## Work to complete
Here are some entries; quote each one exactly.

## Listing
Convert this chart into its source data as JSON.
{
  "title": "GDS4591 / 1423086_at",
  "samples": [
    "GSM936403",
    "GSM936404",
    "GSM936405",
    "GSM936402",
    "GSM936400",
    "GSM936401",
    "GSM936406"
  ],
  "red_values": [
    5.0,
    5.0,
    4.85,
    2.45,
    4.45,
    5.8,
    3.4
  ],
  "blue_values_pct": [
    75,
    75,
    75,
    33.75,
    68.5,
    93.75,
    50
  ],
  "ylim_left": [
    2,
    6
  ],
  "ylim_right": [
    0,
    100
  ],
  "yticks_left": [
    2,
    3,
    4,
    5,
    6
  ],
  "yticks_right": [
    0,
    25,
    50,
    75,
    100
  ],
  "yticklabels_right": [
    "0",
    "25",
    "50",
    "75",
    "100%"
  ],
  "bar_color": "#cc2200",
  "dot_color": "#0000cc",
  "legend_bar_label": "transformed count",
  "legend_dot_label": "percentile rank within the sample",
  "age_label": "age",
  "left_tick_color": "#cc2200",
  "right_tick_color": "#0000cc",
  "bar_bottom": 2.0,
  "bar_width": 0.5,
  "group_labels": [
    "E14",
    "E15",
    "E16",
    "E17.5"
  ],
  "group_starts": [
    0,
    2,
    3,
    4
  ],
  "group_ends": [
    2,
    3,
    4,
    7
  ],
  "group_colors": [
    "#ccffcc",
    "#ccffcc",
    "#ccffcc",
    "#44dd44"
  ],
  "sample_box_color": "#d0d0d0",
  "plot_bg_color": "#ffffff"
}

## The result
Convert this chart into its source data as JSON.
{
  "title": "GDS4591 / 1423086_at",
  "samples": [
    "GSM936403",
    "GSM936404",
    "GSM936405",
    "GSM936402",
    "GSM936400",
    "GSM936401",
    "GSM936406"
  ],
  "red_values": [
    5.0,
    5.0,
    4.85,
    2.45,
    4.45,
    5.8,
    3.4
  ],
  "blue_values_pct": [
    75,
    75,
    75,
    33.75,
    68.5,
    93.75,
    50
  ],
  "ylim_left": [
    2,
    6
  ],
  "ylim_right": [
    0,
    100
  ],
  "yticks_left": [
    2,
    3,
    4,
    5,
    6
  ],
  "yticks_right": [
    0,
    25,
    50,
    75,
    100
  ],
  "yticklabels_right": [
    "0",
    "25",
    "50",
    "75",
    "100%"
  ],
  "bar_color": "#cc2200",
  "dot_color": "#0000cc",
  "legend_bar_label": "transformed count",
  "legend_dot_label": "percentile rank within the sample",
  "age_label": "age",
  "left_tick_color": "#cc2200",
  "right_tick_color": "#0000cc",
  "bar_bottom": 2.0,
  "bar_width": 0.5,
  "group_labels": [
    "E14",
    "E15",
    "E16",
    "E17.5"
  ],
  "group_starts": [
    0,
    2,
    3,
    4
  ],
  "group_ends": [
    2,
    3,
    4,
    7
  ],
  "group_colors": [
    "#ccffcc",
    "#ccffcc",
    "#ccffcc",
    "#44dd44"
  ],
  "sample_box_color": "#d0d0d0",
  "plot_bg_color": "#ffffff"
}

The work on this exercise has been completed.